# [Description of the task]
Write the data below out exactly as it stands. Do not include the pictures.

# [Exercise material]
--- --- ---

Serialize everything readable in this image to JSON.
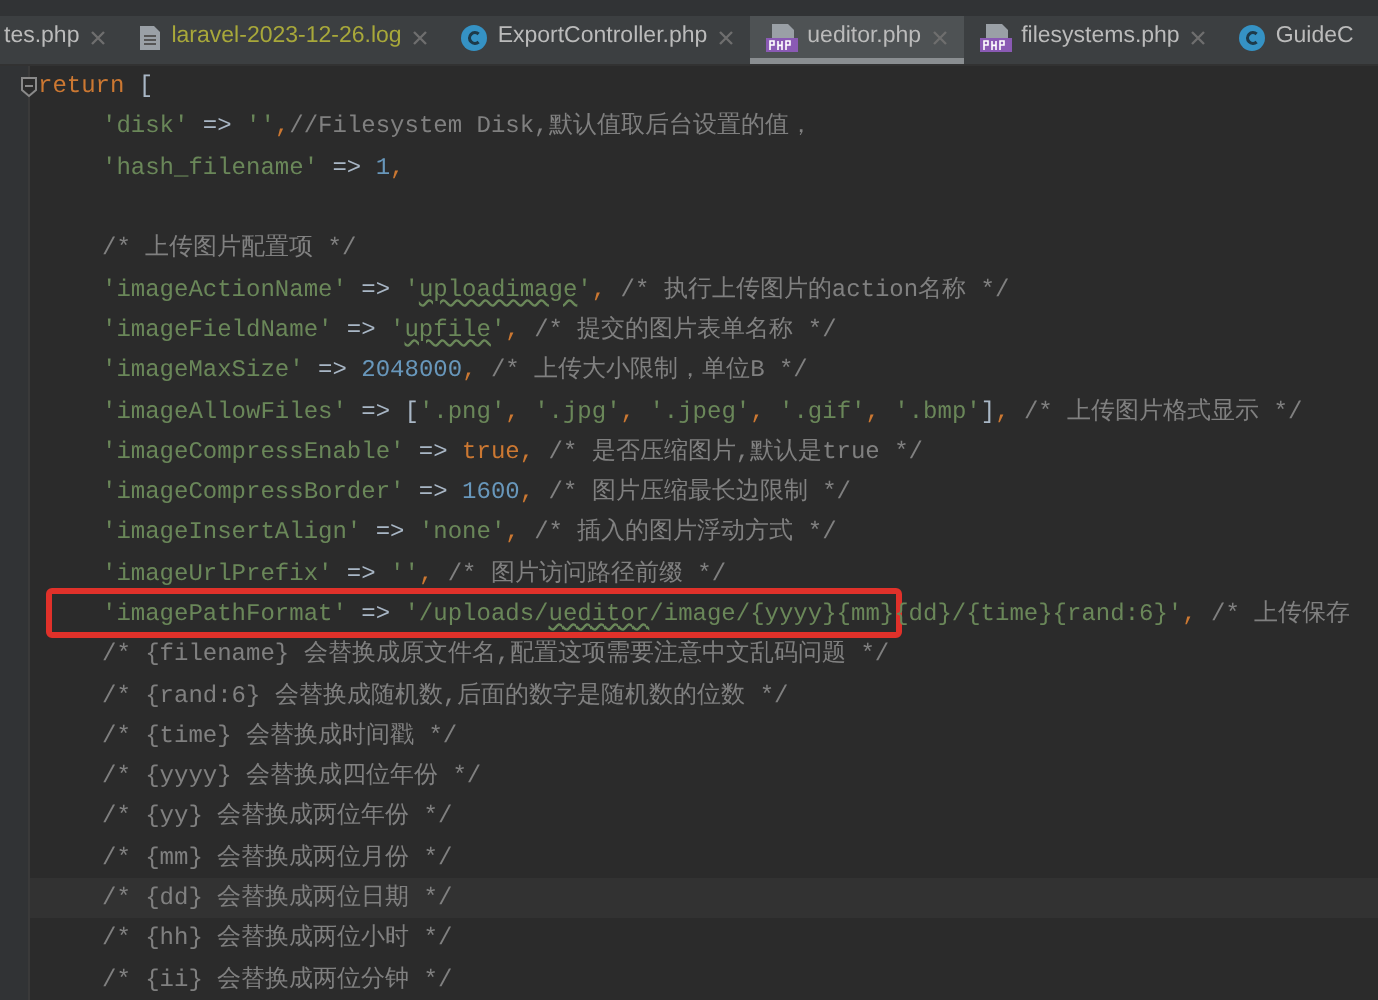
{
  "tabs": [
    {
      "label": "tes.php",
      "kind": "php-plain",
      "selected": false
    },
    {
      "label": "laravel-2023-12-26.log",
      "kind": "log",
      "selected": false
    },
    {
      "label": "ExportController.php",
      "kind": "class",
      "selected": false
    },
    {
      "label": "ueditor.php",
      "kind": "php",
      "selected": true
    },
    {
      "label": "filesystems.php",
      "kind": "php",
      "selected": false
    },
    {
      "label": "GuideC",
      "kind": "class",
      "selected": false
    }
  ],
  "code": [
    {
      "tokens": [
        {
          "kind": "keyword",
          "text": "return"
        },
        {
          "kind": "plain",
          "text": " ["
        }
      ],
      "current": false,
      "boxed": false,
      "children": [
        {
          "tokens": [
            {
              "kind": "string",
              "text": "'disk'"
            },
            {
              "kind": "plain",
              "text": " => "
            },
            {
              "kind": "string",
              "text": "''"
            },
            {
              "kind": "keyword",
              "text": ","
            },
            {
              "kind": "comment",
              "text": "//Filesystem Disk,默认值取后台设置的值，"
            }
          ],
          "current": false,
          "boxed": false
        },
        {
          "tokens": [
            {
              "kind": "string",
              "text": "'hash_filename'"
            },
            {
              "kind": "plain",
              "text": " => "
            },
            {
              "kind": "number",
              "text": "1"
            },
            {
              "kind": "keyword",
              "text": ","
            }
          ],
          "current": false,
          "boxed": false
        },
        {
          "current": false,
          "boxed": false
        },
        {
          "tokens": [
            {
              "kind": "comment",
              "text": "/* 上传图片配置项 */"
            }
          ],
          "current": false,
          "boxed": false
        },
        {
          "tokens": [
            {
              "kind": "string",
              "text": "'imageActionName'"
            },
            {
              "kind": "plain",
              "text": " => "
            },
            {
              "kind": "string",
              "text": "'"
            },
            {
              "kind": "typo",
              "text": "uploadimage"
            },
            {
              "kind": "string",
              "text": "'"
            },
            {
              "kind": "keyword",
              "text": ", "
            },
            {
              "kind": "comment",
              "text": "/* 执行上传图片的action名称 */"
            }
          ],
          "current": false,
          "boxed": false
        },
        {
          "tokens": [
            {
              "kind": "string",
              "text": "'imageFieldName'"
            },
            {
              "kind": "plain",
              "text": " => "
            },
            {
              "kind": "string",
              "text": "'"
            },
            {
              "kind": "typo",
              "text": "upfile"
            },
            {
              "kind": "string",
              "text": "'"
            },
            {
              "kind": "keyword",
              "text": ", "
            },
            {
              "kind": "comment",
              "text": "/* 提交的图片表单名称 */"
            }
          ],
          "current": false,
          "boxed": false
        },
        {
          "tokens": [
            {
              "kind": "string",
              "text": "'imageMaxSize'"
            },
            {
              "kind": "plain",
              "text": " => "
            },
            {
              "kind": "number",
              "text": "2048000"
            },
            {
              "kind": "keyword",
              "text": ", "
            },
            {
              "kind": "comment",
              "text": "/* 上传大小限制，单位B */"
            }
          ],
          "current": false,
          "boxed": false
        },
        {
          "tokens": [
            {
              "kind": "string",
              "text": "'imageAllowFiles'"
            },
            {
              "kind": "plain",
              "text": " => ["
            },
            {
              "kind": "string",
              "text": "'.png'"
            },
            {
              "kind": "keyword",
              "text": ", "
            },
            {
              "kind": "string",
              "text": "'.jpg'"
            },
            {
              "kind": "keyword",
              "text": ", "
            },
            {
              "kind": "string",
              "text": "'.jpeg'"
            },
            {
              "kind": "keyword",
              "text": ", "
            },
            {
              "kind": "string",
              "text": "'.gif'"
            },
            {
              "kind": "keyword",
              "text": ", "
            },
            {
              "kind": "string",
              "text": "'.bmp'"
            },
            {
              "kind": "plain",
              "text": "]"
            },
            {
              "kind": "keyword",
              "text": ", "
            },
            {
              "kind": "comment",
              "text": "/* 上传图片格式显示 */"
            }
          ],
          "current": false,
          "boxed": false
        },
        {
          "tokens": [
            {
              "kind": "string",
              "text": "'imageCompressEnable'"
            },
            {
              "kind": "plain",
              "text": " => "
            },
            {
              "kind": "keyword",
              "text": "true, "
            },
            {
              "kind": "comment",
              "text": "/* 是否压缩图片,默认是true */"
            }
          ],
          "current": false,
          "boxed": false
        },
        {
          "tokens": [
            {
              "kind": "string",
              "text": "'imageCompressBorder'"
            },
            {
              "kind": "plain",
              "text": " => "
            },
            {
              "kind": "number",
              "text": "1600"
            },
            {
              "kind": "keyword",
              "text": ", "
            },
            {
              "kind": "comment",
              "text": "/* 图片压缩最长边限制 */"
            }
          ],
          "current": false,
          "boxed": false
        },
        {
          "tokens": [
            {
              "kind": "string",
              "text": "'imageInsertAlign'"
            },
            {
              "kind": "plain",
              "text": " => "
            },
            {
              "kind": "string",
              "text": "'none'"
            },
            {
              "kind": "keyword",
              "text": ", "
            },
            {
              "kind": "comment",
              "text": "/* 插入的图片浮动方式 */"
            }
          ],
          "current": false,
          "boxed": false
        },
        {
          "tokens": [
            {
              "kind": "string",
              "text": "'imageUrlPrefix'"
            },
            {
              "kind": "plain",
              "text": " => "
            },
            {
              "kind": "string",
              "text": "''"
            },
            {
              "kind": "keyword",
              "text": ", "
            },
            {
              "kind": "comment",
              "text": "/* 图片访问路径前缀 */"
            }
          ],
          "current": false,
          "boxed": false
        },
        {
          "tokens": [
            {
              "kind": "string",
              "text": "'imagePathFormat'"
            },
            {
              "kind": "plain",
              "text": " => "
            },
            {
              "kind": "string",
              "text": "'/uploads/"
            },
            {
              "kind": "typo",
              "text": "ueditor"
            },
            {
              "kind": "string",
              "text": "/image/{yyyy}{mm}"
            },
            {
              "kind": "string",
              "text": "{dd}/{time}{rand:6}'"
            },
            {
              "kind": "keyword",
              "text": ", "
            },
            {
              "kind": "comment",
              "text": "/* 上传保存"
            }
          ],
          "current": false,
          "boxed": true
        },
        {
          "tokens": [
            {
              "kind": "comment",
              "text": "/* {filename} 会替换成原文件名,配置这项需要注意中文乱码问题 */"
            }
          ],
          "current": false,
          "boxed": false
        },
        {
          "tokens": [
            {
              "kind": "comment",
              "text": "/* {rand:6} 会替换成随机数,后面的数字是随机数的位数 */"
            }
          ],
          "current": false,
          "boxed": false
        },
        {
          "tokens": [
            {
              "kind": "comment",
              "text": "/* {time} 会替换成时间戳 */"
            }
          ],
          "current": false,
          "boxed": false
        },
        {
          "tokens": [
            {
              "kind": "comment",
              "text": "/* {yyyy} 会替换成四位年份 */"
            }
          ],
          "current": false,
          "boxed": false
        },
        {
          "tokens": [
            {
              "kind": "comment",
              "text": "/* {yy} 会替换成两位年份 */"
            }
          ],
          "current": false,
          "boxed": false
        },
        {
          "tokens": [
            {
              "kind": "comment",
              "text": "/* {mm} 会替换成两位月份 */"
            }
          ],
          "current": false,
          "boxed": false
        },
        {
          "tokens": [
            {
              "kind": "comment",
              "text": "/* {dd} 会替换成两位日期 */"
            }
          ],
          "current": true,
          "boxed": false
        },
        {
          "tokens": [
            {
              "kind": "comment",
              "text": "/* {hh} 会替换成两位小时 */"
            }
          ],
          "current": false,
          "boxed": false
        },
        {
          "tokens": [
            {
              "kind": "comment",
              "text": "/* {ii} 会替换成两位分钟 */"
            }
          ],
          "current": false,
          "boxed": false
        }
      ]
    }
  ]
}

--- --- ---

# [Reply]
Serialize everything readable in this image to JSON.
{
  "tabs": [
    {
      "label": "tes.php",
      "kind": "php-plain",
      "selected": false
    },
    {
      "label": "laravel-2023-12-26.log",
      "kind": "log",
      "selected": false
    },
    {
      "label": "ExportController.php",
      "kind": "class",
      "selected": false
    },
    {
      "label": "ueditor.php",
      "kind": "php",
      "selected": true
    },
    {
      "label": "filesystems.php",
      "kind": "php",
      "selected": false
    },
    {
      "label": "GuideC",
      "kind": "class",
      "selected": false
    }
  ],
  "code": [
    {
      "tokens": [
        {
          "kind": "keyword",
          "text": "return"
        },
        {
          "kind": "plain",
          "text": " ["
        }
      ],
      "current": false,
      "boxed": false,
      "children": [
        {
          "tokens": [
            {
              "kind": "string",
              "text": "'disk'"
            },
            {
              "kind": "plain",
              "text": " => "
            },
            {
              "kind": "string",
              "text": "''"
            },
            {
              "kind": "keyword",
              "text": ","
            },
            {
              "kind": "comment",
              "text": "//Filesystem Disk,默认值取后台设置的值，"
            }
          ],
          "current": false,
          "boxed": false
        },
        {
          "tokens": [
            {
              "kind": "string",
              "text": "'hash_filename'"
            },
            {
              "kind": "plain",
              "text": " => "
            },
            {
              "kind": "number",
              "text": "1"
            },
            {
              "kind": "keyword",
              "text": ","
            }
          ],
          "current": false,
          "boxed": false
        },
        {
          "current": false,
          "boxed": false
        },
        {
          "tokens": [
            {
              "kind": "comment",
              "text": "/* 上传图片配置项 */"
            }
          ],
          "current": false,
          "boxed": false
        },
        {
          "tokens": [
            {
              "kind": "string",
              "text": "'imageActionName'"
            },
            {
              "kind": "plain",
              "text": " => "
            },
            {
              "kind": "string",
              "text": "'"
            },
            {
              "kind": "typo",
              "text": "uploadimage"
            },
            {
              "kind": "string",
              "text": "'"
            },
            {
              "kind": "keyword",
              "text": ", "
            },
            {
              "kind": "comment",
              "text": "/* 执行上传图片的action名称 */"
            }
          ],
          "current": false,
          "boxed": false
        },
        {
          "tokens": [
            {
              "kind": "string",
              "text": "'imageFieldName'"
            },
            {
              "kind": "plain",
              "text": " => "
            },
            {
              "kind": "string",
              "text": "'"
            },
            {
              "kind": "typo",
              "text": "upfile"
            },
            {
              "kind": "string",
              "text": "'"
            },
            {
              "kind": "keyword",
              "text": ", "
            },
            {
              "kind": "comment",
              "text": "/* 提交的图片表单名称 */"
            }
          ],
          "current": false,
          "boxed": false
        },
        {
          "tokens": [
            {
              "kind": "string",
              "text": "'imageMaxSize'"
            },
            {
              "kind": "plain",
              "text": " => "
            },
            {
              "kind": "number",
              "text": "2048000"
            },
            {
              "kind": "keyword",
              "text": ", "
            },
            {
              "kind": "comment",
              "text": "/* 上传大小限制，单位B */"
            }
          ],
          "current": false,
          "boxed": false
        },
        {
          "tokens": [
            {
              "kind": "string",
              "text": "'imageAllowFiles'"
            },
            {
              "kind": "plain",
              "text": " => ["
            },
            {
              "kind": "string",
              "text": "'.png'"
            },
            {
              "kind": "keyword",
              "text": ", "
            },
            {
              "kind": "string",
              "text": "'.jpg'"
            },
            {
              "kind": "keyword",
              "text": ", "
            },
            {
              "kind": "string",
              "text": "'.jpeg'"
            },
            {
              "kind": "keyword",
              "text": ", "
            },
            {
              "kind": "string",
              "text": "'.gif'"
            },
            {
              "kind": "keyword",
              "text": ", "
            },
            {
              "kind": "string",
              "text": "'.bmp'"
            },
            {
              "kind": "plain",
              "text": "]"
            },
            {
              "kind": "keyword",
              "text": ", "
            },
            {
              "kind": "comment",
              "text": "/* 上传图片格式显示 */"
            }
          ],
          "current": false,
          "boxed": false
        },
        {
          "tokens": [
            {
              "kind": "string",
              "text": "'imageCompressEnable'"
            },
            {
              "kind": "plain",
              "text": " => "
            },
            {
              "kind": "keyword",
              "text": "true, "
            },
            {
              "kind": "comment",
              "text": "/* 是否压缩图片,默认是true */"
            }
          ],
          "current": false,
          "boxed": false
        },
        {
          "tokens": [
            {
              "kind": "string",
              "text": "'imageCompressBorder'"
            },
            {
              "kind": "plain",
              "text": " => "
            },
            {
              "kind": "number",
              "text": "1600"
            },
            {
              "kind": "keyword",
              "text": ", "
            },
            {
              "kind": "comment",
              "text": "/* 图片压缩最长边限制 */"
            }
          ],
          "current": false,
          "boxed": false
        },
        {
          "tokens": [
            {
              "kind": "string",
              "text": "'imageInsertAlign'"
            },
            {
              "kind": "plain",
              "text": " => "
            },
            {
              "kind": "string",
              "text": "'none'"
            },
            {
              "kind": "keyword",
              "text": ", "
            },
            {
              "kind": "comment",
              "text": "/* 插入的图片浮动方式 */"
            }
          ],
          "current": false,
          "boxed": false
        },
        {
          "tokens": [
            {
              "kind": "string",
              "text": "'imageUrlPrefix'"
            },
            {
              "kind": "plain",
              "text": " => "
            },
            {
              "kind": "string",
              "text": "''"
            },
            {
              "kind": "keyword",
              "text": ", "
            },
            {
              "kind": "comment",
              "text": "/* 图片访问路径前缀 */"
            }
          ],
          "current": false,
          "boxed": false
        },
        {
          "tokens": [
            {
              "kind": "string",
              "text": "'imagePathFormat'"
            },
            {
              "kind": "plain",
              "text": " => "
            },
            {
              "kind": "string",
              "text": "'/uploads/"
            },
            {
              "kind": "typo",
              "text": "ueditor"
            },
            {
              "kind": "string",
              "text": "/image/{yyyy}{mm}"
            },
            {
              "kind": "string",
              "text": "{dd}/{time}{rand:6}'"
            },
            {
              "kind": "keyword",
              "text": ", "
            },
            {
              "kind": "comment",
              "text": "/* 上传保存"
            }
          ],
          "current": false,
          "boxed": true
        },
        {
          "tokens": [
            {
              "kind": "comment",
              "text": "/* {filename} 会替换成原文件名,配置这项需要注意中文乱码问题 */"
            }
          ],
          "current": false,
          "boxed": false
        },
        {
          "tokens": [
            {
              "kind": "comment",
              "text": "/* {rand:6} 会替换成随机数,后面的数字是随机数的位数 */"
            }
          ],
          "current": false,
          "boxed": false
        },
        {
          "tokens": [
            {
              "kind": "comment",
              "text": "/* {time} 会替换成时间戳 */"
            }
          ],
          "current": false,
          "boxed": false
        },
        {
          "tokens": [
            {
              "kind": "comment",
              "text": "/* {yyyy} 会替换成四位年份 */"
            }
          ],
          "current": false,
          "boxed": false
        },
        {
          "tokens": [
            {
              "kind": "comment",
              "text": "/* {yy} 会替换成两位年份 */"
            }
          ],
          "current": false,
          "boxed": false
        },
        {
          "tokens": [
            {
              "kind": "comment",
              "text": "/* {mm} 会替换成两位月份 */"
            }
          ],
          "current": false,
          "boxed": false
        },
        {
          "tokens": [
            {
              "kind": "comment",
              "text": "/* {dd} 会替换成两位日期 */"
            }
          ],
          "current": true,
          "boxed": false
        },
        {
          "tokens": [
            {
              "kind": "comment",
              "text": "/* {hh} 会替换成两位小时 */"
            }
          ],
          "current": false,
          "boxed": false
        },
        {
          "tokens": [
            {
              "kind": "comment",
              "text": "/* {ii} 会替换成两位分钟 */"
            }
          ],
          "current": false,
          "boxed": false
        }
      ]
    }
  ]
}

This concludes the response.